begin DATA FOR THIS EXERCISE

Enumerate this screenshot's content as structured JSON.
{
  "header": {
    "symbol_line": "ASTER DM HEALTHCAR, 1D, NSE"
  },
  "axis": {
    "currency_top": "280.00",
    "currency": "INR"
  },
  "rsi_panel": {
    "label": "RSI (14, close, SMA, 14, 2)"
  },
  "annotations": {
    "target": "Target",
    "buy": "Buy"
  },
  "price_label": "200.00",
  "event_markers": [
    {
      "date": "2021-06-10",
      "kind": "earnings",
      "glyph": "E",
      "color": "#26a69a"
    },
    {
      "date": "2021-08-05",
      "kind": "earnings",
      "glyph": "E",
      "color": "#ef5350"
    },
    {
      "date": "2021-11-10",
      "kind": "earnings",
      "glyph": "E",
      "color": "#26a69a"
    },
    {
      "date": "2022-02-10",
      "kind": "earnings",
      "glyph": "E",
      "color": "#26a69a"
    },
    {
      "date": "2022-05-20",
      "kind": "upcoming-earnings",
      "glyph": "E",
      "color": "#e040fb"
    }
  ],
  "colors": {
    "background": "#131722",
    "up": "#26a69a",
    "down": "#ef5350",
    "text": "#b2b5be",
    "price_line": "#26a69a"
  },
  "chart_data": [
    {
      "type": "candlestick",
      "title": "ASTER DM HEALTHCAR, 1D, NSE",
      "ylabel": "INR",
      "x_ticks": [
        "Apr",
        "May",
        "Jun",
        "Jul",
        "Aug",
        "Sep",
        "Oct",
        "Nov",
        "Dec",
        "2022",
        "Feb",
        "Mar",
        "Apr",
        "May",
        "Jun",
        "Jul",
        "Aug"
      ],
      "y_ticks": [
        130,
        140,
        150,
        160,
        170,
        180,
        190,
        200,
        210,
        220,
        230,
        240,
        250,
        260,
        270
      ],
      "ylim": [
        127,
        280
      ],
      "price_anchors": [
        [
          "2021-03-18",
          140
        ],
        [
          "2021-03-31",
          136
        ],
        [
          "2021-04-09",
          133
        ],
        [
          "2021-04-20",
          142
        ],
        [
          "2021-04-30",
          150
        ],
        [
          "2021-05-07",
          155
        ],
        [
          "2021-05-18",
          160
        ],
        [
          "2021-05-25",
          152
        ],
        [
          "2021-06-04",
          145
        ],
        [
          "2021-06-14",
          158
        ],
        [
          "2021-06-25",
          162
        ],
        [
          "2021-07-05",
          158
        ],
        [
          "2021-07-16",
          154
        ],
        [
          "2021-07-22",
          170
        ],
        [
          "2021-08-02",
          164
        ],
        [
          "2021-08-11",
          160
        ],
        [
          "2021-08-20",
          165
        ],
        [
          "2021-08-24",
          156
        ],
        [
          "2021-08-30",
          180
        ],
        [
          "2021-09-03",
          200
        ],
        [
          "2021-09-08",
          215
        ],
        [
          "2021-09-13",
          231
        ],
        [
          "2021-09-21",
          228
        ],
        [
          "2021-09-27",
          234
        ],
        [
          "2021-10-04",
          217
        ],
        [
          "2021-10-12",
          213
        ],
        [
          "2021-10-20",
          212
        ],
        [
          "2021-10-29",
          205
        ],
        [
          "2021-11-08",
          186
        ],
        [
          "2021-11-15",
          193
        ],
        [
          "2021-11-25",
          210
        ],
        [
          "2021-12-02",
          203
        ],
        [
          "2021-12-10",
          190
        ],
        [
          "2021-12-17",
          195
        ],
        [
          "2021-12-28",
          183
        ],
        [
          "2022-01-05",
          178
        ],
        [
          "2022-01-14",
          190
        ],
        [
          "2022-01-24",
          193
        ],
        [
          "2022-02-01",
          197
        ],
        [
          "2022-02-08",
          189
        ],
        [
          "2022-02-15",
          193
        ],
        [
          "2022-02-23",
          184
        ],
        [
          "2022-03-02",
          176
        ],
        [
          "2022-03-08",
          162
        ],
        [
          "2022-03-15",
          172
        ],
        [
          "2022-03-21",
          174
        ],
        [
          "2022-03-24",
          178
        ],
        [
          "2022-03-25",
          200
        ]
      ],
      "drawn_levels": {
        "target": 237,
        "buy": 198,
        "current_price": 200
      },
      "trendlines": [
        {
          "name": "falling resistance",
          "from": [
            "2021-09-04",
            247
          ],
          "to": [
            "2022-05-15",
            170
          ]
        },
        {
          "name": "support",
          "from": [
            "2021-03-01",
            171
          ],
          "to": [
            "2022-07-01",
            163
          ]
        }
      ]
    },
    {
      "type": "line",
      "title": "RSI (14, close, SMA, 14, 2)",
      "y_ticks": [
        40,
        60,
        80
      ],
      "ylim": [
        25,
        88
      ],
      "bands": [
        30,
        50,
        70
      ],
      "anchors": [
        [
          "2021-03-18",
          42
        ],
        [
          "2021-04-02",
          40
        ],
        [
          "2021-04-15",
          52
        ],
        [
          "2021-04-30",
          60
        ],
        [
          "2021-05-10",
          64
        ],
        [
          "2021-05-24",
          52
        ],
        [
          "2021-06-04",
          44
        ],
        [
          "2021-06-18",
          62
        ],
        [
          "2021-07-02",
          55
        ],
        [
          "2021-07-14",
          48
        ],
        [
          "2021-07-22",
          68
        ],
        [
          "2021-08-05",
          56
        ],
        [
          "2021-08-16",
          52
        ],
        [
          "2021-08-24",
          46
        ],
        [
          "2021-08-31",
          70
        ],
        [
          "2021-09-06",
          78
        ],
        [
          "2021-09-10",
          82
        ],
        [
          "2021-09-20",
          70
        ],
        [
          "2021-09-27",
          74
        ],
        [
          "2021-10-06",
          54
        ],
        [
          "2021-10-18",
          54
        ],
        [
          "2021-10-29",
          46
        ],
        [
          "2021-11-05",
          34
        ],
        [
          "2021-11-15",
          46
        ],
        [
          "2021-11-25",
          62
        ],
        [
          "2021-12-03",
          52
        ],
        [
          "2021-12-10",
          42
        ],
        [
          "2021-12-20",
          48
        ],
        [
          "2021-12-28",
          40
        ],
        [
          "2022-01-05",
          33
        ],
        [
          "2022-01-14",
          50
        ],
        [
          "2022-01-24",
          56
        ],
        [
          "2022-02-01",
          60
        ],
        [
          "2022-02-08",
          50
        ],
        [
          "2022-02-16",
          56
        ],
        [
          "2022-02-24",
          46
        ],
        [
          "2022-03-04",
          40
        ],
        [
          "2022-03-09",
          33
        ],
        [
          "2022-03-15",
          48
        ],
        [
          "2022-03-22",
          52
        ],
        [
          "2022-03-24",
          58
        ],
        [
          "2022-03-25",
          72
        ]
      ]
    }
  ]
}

end DATA FOR THIS EXERCISE

### [TASK TO COMPLETE]
Say the number of lines in the listing that hold "name", with no added words.

### [EXERCISE OUTPUT]
2